Write out the listing beneath this instruction in its entirety, exactly as it reads.

(Rows from a figure dataset)
------------------------------------------------------------------------
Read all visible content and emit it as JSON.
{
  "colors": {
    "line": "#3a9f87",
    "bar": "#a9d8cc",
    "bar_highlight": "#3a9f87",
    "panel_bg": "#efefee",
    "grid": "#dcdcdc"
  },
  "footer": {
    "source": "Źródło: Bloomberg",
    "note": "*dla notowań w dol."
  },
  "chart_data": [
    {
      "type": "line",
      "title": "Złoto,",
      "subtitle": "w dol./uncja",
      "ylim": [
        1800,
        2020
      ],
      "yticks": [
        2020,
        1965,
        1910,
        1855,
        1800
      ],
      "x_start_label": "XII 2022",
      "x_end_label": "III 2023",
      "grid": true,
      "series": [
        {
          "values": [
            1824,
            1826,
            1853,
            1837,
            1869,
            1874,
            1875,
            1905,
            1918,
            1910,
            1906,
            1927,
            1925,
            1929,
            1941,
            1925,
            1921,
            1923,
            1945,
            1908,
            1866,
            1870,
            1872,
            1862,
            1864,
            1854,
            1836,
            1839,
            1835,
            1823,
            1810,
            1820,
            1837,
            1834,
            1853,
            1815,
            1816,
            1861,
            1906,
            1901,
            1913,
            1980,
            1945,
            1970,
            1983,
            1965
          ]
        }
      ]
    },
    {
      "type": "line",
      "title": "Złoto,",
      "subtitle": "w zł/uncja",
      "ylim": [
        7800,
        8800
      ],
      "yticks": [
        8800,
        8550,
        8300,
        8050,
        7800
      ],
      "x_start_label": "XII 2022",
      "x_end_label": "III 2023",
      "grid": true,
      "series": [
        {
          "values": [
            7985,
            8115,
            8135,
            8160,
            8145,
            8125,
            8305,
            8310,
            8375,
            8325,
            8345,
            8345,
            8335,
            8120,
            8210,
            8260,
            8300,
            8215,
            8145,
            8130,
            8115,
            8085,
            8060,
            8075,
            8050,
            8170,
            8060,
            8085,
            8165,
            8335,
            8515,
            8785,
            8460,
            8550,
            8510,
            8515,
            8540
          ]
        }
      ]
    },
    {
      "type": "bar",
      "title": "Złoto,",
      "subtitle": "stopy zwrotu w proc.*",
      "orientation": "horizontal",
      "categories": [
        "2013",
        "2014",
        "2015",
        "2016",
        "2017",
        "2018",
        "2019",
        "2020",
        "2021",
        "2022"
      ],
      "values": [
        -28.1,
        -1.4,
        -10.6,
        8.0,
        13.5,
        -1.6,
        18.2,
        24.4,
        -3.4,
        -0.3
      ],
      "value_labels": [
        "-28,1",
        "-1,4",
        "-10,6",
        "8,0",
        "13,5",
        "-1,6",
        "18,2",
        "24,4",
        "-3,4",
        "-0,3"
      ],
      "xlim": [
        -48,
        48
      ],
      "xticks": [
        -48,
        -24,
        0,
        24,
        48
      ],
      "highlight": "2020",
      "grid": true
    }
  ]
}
------------------------------------------------------------------------
**Solution to this task:**
Read all visible content and emit it as JSON.
{
  "colors": {
    "line": "#3a9f87",
    "bar": "#a9d8cc",
    "bar_highlight": "#3a9f87",
    "panel_bg": "#efefee",
    "grid": "#dcdcdc"
  },
  "footer": {
    "source": "Źródło: Bloomberg",
    "note": "*dla notowań w dol."
  },
  "chart_data": [
    {
      "type": "line",
      "title": "Złoto,",
      "subtitle": "w dol./uncja",
      "ylim": [
        1800,
        2020
      ],
      "yticks": [
        2020,
        1965,
        1910,
        1855,
        1800
      ],
      "x_start_label": "XII 2022",
      "x_end_label": "III 2023",
      "grid": true,
      "series": [
        {
          "values": [
            1824,
            1826,
            1853,
            1837,
            1869,
            1874,
            1875,
            1905,
            1918,
            1910,
            1906,
            1927,
            1925,
            1929,
            1941,
            1925,
            1921,
            1923,
            1945,
            1908,
            1866,
            1870,
            1872,
            1862,
            1864,
            1854,
            1836,
            1839,
            1835,
            1823,
            1810,
            1820,
            1837,
            1834,
            1853,
            1815,
            1816,
            1861,
            1906,
            1901,
            1913,
            1980,
            1945,
            1970,
            1983,
            1965
          ]
        }
      ]
    },
    {
      "type": "line",
      "title": "Złoto,",
      "subtitle": "w zł/uncja",
      "ylim": [
        7800,
        8800
      ],
      "yticks": [
        8800,
        8550,
        8300,
        8050,
        7800
      ],
      "x_start_label": "XII 2022",
      "x_end_label": "III 2023",
      "grid": true,
      "series": [
        {
          "values": [
            7985,
            8115,
            8135,
            8160,
            8145,
            8125,
            8305,
            8310,
            8375,
            8325,
            8345,
            8345,
            8335,
            8120,
            8210,
            8260,
            8300,
            8215,
            8145,
            8130,
            8115,
            8085,
            8060,
            8075,
            8050,
            8170,
            8060,
            8085,
            8165,
            8335,
            8515,
            8785,
            8460,
            8550,
            8510,
            8515,
            8540
          ]
        }
      ]
    },
    {
      "type": "bar",
      "title": "Złoto,",
      "subtitle": "stopy zwrotu w proc.*",
      "orientation": "horizontal",
      "categories": [
        "2013",
        "2014",
        "2015",
        "2016",
        "2017",
        "2018",
        "2019",
        "2020",
        "2021",
        "2022"
      ],
      "values": [
        -28.1,
        -1.4,
        -10.6,
        8.0,
        13.5,
        -1.6,
        18.2,
        24.4,
        -3.4,
        -0.3
      ],
      "value_labels": [
        "-28,1",
        "-1,4",
        "-10,6",
        "8,0",
        "13,5",
        "-1,6",
        "18,2",
        "24,4",
        "-3,4",
        "-0,3"
      ],
      "xlim": [
        -48,
        48
      ],
      "xticks": [
        -48,
        -24,
        0,
        24,
        48
      ],
      "highlight": "2020",
      "grid": true
    }
  ]
}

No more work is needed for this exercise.